* **HOW TO COMPLETE THIS TASK**
For the material that follows, tally the lines holding "minutes" and give the total alone.
....
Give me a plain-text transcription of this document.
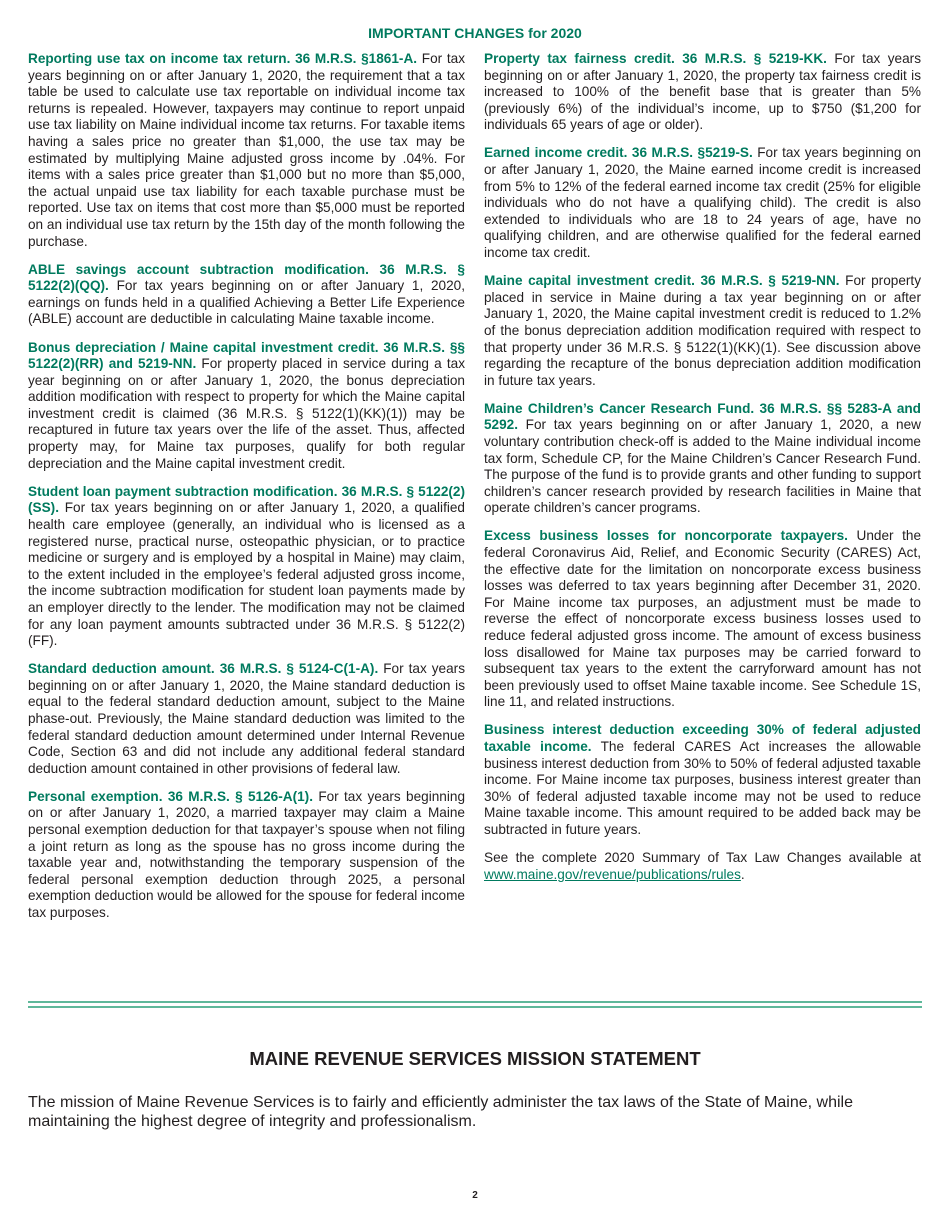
IMPORTANT CHANGES for 2020

Reporting use tax on income tax return. 36 M.R.S. §1861-A. For tax years beginning on or after January 1, 2020, the requirement that a tax table be used to calculate use tax reportable on individual income tax returns is repealed. However, taxpayers may continue to report unpaid use tax liability on Maine individual income tax returns. For taxable items having a sales price no greater than $1,000, the use tax may be estimated by multiplying Maine adjusted gross income by .04%. For items with a sales price greater than $1,000 but no more than $5,000, the actual unpaid use tax liability for each taxable purchase must be reported. Use tax on items that cost more than $5,000 must be reported on an individual use tax return by the 15th day of the month following the purchase.

ABLE savings account subtraction modification. 36 M.R.S. § 5122(2)(QQ). For tax years beginning on or after January 1, 2020, earnings on funds held in a qualified Achieving a Better Life Experience (ABLE) account are deductible in calculating Maine taxable income.

Bonus depreciation / Maine capital investment credit. 36 M.R.S. §§ 5122(2)(RR) and 5219-NN. For property placed in service during a tax year beginning on or after January 1, 2020, the bonus depreciation addition modification with respect to property for which the Maine capital investment credit is claimed (36 M.R.S. § 5122(1)(KK)(1)) may be recaptured in future tax years over the life of the asset. Thus, affected property may, for Maine tax purposes, qualify for both regular depreciation and the Maine capital investment credit.

Student loan payment subtraction modification. 36 M.R.S. § 5122(2)(SS). For tax years beginning on or after January 1, 2020, a qualified health care employee (generally, an individual who is licensed as a registered nurse, practical nurse, osteopathic physician, or to practice medicine or surgery and is employed by a hospital in Maine) may claim, to the extent included in the employee’s federal adjusted gross income, the income subtraction modification for student loan payments made by an employer directly to the lender. The modification may not be claimed for any loan payment amounts subtracted under 36 M.R.S. § 5122(2)(FF).

Standard deduction amount. 36 M.R.S. § 5124-C(1-A). For tax years beginning on or after January 1, 2020, the Maine standard deduction is equal to the federal standard deduction amount, subject to the Maine phase-out. Previously, the Maine standard deduction was limited to the federal standard deduction amount determined under Internal Revenue Code, Section 63 and did not include any additional federal standard deduction amount contained in other provisions of federal law.

Personal exemption. 36 M.R.S. § 5126-A(1). For tax years beginning on or after January 1, 2020, a married taxpayer may claim a Maine personal exemption deduction for that taxpayer’s spouse when not filing a joint return as long as the spouse has no gross income during the taxable year and, notwithstanding the temporary suspension of the federal personal exemption deduction through 2025, a personal exemption deduction would be allowed for the spouse for federal income tax purposes.

Property tax fairness credit. 36 M.R.S. § 5219-KK. For tax years beginning on or after January 1, 2020, the property tax fairness credit is increased to 100% of the benefit base that is greater than 5% (previously 6%) of the individual’s income, up to $750 ($1,200 for individuals 65 years of age or older).

Earned income credit. 36 M.R.S. §5219-S. For tax years beginning on or after January 1, 2020, the Maine earned income credit is increased from 5% to 12% of the federal earned income tax credit (25% for eligible individuals who do not have a qualifying child). The credit is also extended to individuals who are 18 to 24 years of age, have no qualifying children, and are otherwise qualified for the federal earned income tax credit.

Maine capital investment credit. 36 M.R.S. § 5219-NN. For property placed in service in Maine during a tax year beginning on or after January 1, 2020, the Maine capital investment credit is reduced to 1.2% of the bonus depreciation addition modification required with respect to that property under 36 M.R.S. § 5122(1)(KK)(1). See discussion above regarding the recapture of the bonus depreciation addition modification in future tax years.

Maine Children’s Cancer Research Fund. 36 M.R.S. §§ 5283-A and 5292. For tax years beginning on or after January 1, 2020, a new voluntary contribution check-off is added to the Maine individual income tax form, Schedule CP, for the Maine Children’s Cancer Research Fund. The purpose of the fund is to provide grants and other funding to support children’s cancer research provided by research facilities in Maine that operate children’s cancer programs.

Excess business losses for noncorporate taxpayers. Under the federal Coronavirus Aid, Relief, and Economic Security (CARES) Act, the effective date for the limitation on noncorporate excess business losses was deferred to tax years beginning after December 31, 2020. For Maine income tax purposes, an adjustment must be made to reverse the effect of noncorporate excess business losses used to reduce federal adjusted gross income. The amount of excess business loss disallowed for Maine tax purposes may be carried forward to subsequent tax years to the extent the carryforward amount has not been previously used to offset Maine taxable income. See Schedule 1S, line 11, and related instructions.

Business interest deduction exceeding 30% of federal adjusted taxable income. The federal CARES Act increases the allowable business interest deduction from 30% to 50% of federal adjusted taxable income. For Maine income tax purposes, business interest greater than 30% of federal adjusted taxable income may not be used to reduce Maine taxable income. This amount required to be added back may be subtracted in future years.

See the complete 2020 Summary of Tax Law Changes available at www.maine.gov/revenue/publications/rules.

MAINE REVENUE SERVICES MISSION STATEMENT
The mission of Maine Revenue Services is to fairly and efficiently administer the tax laws of the State of Maine, while maintaining the highest degree of integrity and professionalism.
2
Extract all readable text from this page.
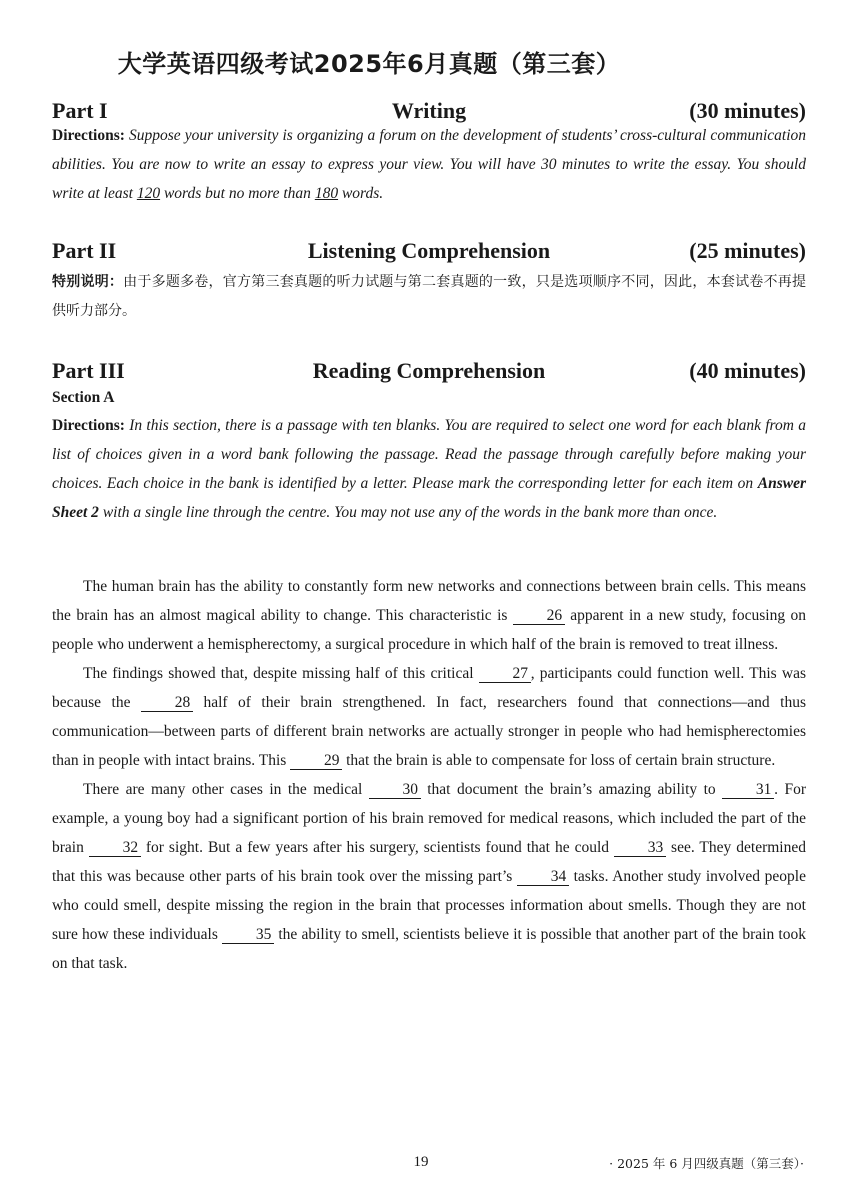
大学英语四级考试2025年6月真题（第三套）
Writing
Part I	(30 minutes)
Directions: Suppose your university is organizing a forum on the development of students’ cross-cultural communication abilities. You are now to write an essay to express your view. You will have 30 minutes to write the essay. You should write at least 120 words but no more than 180 words.
Listening Comprehension
Part II	(25 minutes)
特别说明：由于多题多卷，官方第三套真题的听力试题与第二套真题的一致，只是选项顺序不同，因此，本套试卷不再提供听力部分。
Reading Comprehension
Part III	(40 minutes)
Section A
Directions: In this section, there is a passage with ten blanks. You are required to select one word for each blank from a list of choices given in a word bank following the passage. Read the passage through carefully before making your choices. Each choice in the bank is identified by a letter. Please mark the corresponding letter for each item on Answer Sheet 2 with a single line through the centre. You may not use any of the words in the bank more than once.

The human brain has the ability to constantly form new networks and connections between brain cells. This means the brain has an almost magical ability to change. This characteristic is 26 apparent in a new study, focusing on people who underwent a hemispherectomy, a surgical procedure in which half of the brain is removed to treat illness.

The findings showed that, despite missing half of this critical 27 , participants could function well. This was because the 28 half of their brain strengthened. In fact, researchers found that connections—and thus communication—between parts of different brain networks are actually stronger in people who had hemispherectomies than in people with intact brains. This 29 that the brain is able to compensate for loss of certain brain structure.

There are many other cases in the medical 30 that document the brain’s amazing ability to 31 . For example, a young boy had a significant portion of his brain removed for medical reasons, which included the part of the brain 32 for sight. But a few years after his surgery, scientists found that he could 33 see. They determined that this was because other parts of his brain took over the missing part’s 34 tasks. Another study involved people who could smell, despite missing the region in the brain that processes information about smells. Though they are not sure how these individuals 35 the ability to smell, scientists believe it is possible that another part of the brain took on that task.

19	· 2025 年 6 月四级真题（第三套）·
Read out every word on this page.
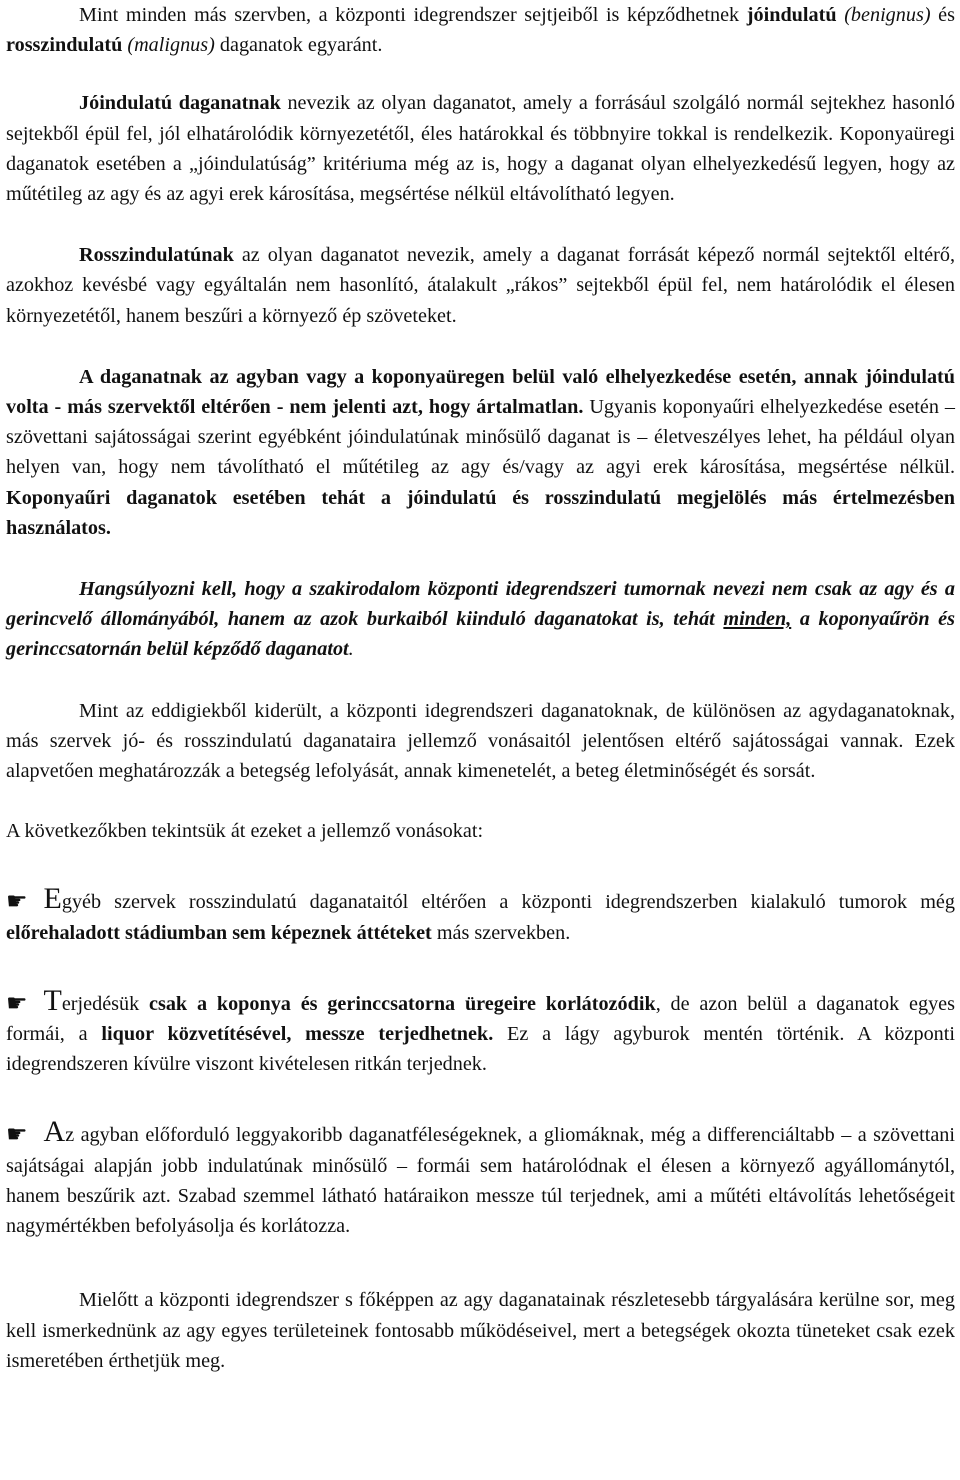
Mint minden más szervben, a központi idegrendszer sejtjeiből is képződhetnek jóindulatú (benignus) és rosszindulatú (malignus) daganatok egyaránt.

Jóindulatú daganatnak nevezik az olyan daganatot, amely a forrásául szolgáló normál sejtekhez hasonló sejtekből épül fel, jól elhatárolódik környezetétől, éles határokkal és többnyire tokkal is rendelkezik. Koponyaüregi daganatok esetében a „jóindulatúság” kritériuma még az is, hogy a daganat olyan elhelyezkedésű legyen, hogy az műtétileg az agy és az agyi erek károsítása, megsértése nélkül eltávolítható legyen.

Rosszindulatúnak az olyan daganatot nevezik, amely a daganat forrását képező normál sejtektől eltérő, azokhoz kevésbé vagy egyáltalán nem hasonlító, átalakult „rákos” sejtekből épül fel, nem határolódik el élesen környezetétől, hanem beszűri a környező ép szöveteket.

A daganatnak az agyban vagy a koponyaüregen belül való elhelyezkedése esetén, annak jóindulatú volta - más szervektől eltérően - nem jelenti azt, hogy ártalmatlan. Ugyanis koponyaűri elhelyezkedése esetén – szövettani sajátosságai szerint egyébként jóindulatúnak minősülő daganat is – életveszélyes lehet, ha például olyan helyen van, hogy nem távolítható el műtétileg az agy és/vagy az agyi erek károsítása, megsértése nélkül. Koponyaűri daganatok esetében tehát a jóindulatú és rosszindulatú megjelölés más értelmezésben használatos.

Hangsúlyozni kell, hogy a szakirodalom központi idegrendszeri tumornak nevezi nem csak az agy és a gerincvelő állományából, hanem az azok burkaiból kiinduló daganatokat is, tehát minden, a koponyaűrön és gerinccsatornán belül képződő daganatot.

Mint az eddigiekből kiderült, a központi idegrendszeri daganatoknak, de különösen az agydaganatoknak, más szervek jó- és rosszindulatú daganataira jellemző vonásaitól jelentősen eltérő sajátosságai vannak. Ezek alapvetően meghatározzák a betegség lefolyását, annak kimenetelét, a beteg életminőségét és sorsát.

A következőkben tekintsük át ezeket a jellemző vonásokat:

☛ Egyéb szervek rosszindulatú daganataitól eltérően a központi idegrendszerben kialakuló tumorok még előrehaladott stádiumban sem képeznek áttéteket más szervekben.

☛ Terjedésük csak a koponya és gerinccsatorna üregeire korlátozódik, de azon belül a daganatok egyes formái, a liquor közvetítésével, messze terjedhetnek. Ez a lágy agyburok mentén történik. A központi idegrendszeren kívülre viszont kivételesen ritkán terjednek.

☛ Az agyban előforduló leggyakoribb daganatféleségeknek, a gliomáknak, még a differenciáltabb – a szövettani sajátságai alapján jobb indulatúnak minősülő – formái sem határolódnak el élesen a környező agyállománytól, hanem beszűrik azt. Szabad szemmel látható határaikon messze túl terjednek, ami a műtéti eltávolítás lehetőségeit nagymértékben befolyásolja és korlátozza.

Mielőtt a központi idegrendszer s főképpen az agy daganatainak részletesebb tárgyalására kerülne sor, meg kell ismerkednünk az agy egyes területeinek fontosabb működéseivel, mert a betegségek okozta tüneteket csak ezek ismeretében érthetjük meg.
....
* **ANSWER TO THIS TASK**
4